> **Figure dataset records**
☆ ☆ ☆ ☆
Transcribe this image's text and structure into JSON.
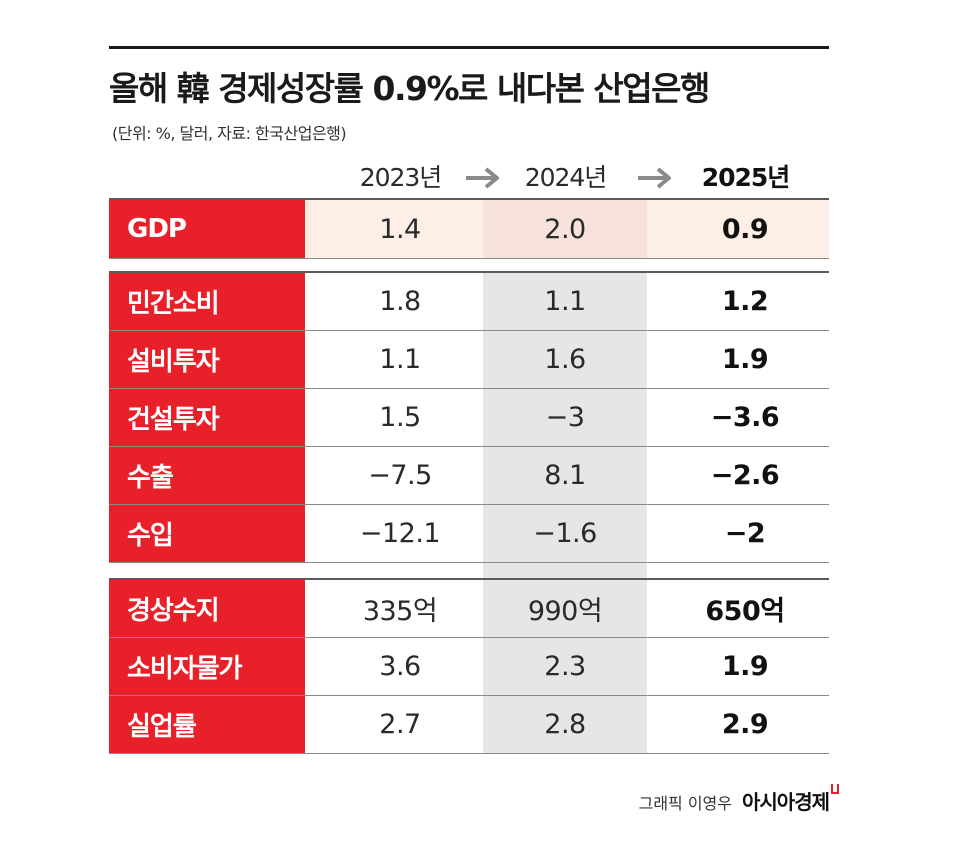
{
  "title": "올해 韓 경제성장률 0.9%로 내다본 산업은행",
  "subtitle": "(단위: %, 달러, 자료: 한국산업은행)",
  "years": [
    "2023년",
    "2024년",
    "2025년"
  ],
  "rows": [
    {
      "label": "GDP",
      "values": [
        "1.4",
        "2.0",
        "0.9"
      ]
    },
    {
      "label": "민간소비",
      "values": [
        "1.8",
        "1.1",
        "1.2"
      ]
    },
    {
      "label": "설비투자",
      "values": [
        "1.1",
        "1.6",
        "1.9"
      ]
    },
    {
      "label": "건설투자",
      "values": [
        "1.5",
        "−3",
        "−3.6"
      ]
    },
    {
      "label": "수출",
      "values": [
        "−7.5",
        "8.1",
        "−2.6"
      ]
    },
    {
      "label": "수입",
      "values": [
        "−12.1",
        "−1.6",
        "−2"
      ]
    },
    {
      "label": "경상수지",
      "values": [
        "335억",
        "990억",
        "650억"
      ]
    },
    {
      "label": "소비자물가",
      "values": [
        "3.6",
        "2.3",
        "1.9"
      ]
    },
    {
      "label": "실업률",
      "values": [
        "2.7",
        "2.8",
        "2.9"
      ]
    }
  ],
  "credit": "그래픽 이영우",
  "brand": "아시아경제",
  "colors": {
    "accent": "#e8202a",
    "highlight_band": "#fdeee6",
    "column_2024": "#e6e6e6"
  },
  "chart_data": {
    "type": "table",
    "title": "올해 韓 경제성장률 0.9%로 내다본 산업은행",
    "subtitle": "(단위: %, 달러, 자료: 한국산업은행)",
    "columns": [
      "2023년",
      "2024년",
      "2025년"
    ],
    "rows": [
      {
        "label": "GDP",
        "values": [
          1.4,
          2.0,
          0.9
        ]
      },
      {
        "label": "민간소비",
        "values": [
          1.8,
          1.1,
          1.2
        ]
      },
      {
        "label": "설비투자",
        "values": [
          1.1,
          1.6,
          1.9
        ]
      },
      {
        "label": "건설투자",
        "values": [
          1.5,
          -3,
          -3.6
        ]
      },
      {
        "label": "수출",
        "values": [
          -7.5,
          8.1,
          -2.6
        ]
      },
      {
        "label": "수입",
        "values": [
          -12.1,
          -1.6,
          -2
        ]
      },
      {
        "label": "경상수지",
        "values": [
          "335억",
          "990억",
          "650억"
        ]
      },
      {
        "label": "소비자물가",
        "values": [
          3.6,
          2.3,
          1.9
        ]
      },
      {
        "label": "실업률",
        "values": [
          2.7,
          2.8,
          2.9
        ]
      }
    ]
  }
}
☆ ☆ ☆ ☆
> **Task instructions**
Restate each line of the records exactly; pictures do not belong in the copy.

> **Output for this task**
Transcribe this image's text and structure into JSON.
{
  "title": "올해 韓 경제성장률 0.9%로 내다본 산업은행",
  "subtitle": "(단위: %, 달러, 자료: 한국산업은행)",
  "years": [
    "2023년",
    "2024년",
    "2025년"
  ],
  "rows": [
    {
      "label": "GDP",
      "values": [
        "1.4",
        "2.0",
        "0.9"
      ]
    },
    {
      "label": "민간소비",
      "values": [
        "1.8",
        "1.1",
        "1.2"
      ]
    },
    {
      "label": "설비투자",
      "values": [
        "1.1",
        "1.6",
        "1.9"
      ]
    },
    {
      "label": "건설투자",
      "values": [
        "1.5",
        "−3",
        "−3.6"
      ]
    },
    {
      "label": "수출",
      "values": [
        "−7.5",
        "8.1",
        "−2.6"
      ]
    },
    {
      "label": "수입",
      "values": [
        "−12.1",
        "−1.6",
        "−2"
      ]
    },
    {
      "label": "경상수지",
      "values": [
        "335억",
        "990억",
        "650억"
      ]
    },
    {
      "label": "소비자물가",
      "values": [
        "3.6",
        "2.3",
        "1.9"
      ]
    },
    {
      "label": "실업률",
      "values": [
        "2.7",
        "2.8",
        "2.9"
      ]
    }
  ],
  "credit": "그래픽 이영우",
  "brand": "아시아경제",
  "colors": {
    "accent": "#e8202a",
    "highlight_band": "#fdeee6",
    "column_2024": "#e6e6e6"
  },
  "chart_data": {
    "type": "table",
    "title": "올해 韓 경제성장률 0.9%로 내다본 산업은행",
    "subtitle": "(단위: %, 달러, 자료: 한국산업은행)",
    "columns": [
      "2023년",
      "2024년",
      "2025년"
    ],
    "rows": [
      {
        "label": "GDP",
        "values": [
          1.4,
          2.0,
          0.9
        ]
      },
      {
        "label": "민간소비",
        "values": [
          1.8,
          1.1,
          1.2
        ]
      },
      {
        "label": "설비투자",
        "values": [
          1.1,
          1.6,
          1.9
        ]
      },
      {
        "label": "건설투자",
        "values": [
          1.5,
          -3,
          -3.6
        ]
      },
      {
        "label": "수출",
        "values": [
          -7.5,
          8.1,
          -2.6
        ]
      },
      {
        "label": "수입",
        "values": [
          -12.1,
          -1.6,
          -2
        ]
      },
      {
        "label": "경상수지",
        "values": [
          "335억",
          "990억",
          "650억"
        ]
      },
      {
        "label": "소비자물가",
        "values": [
          3.6,
          2.3,
          1.9
        ]
      },
      {
        "label": "실업률",
        "values": [
          2.7,
          2.8,
          2.9
        ]
      }
    ]
  }
}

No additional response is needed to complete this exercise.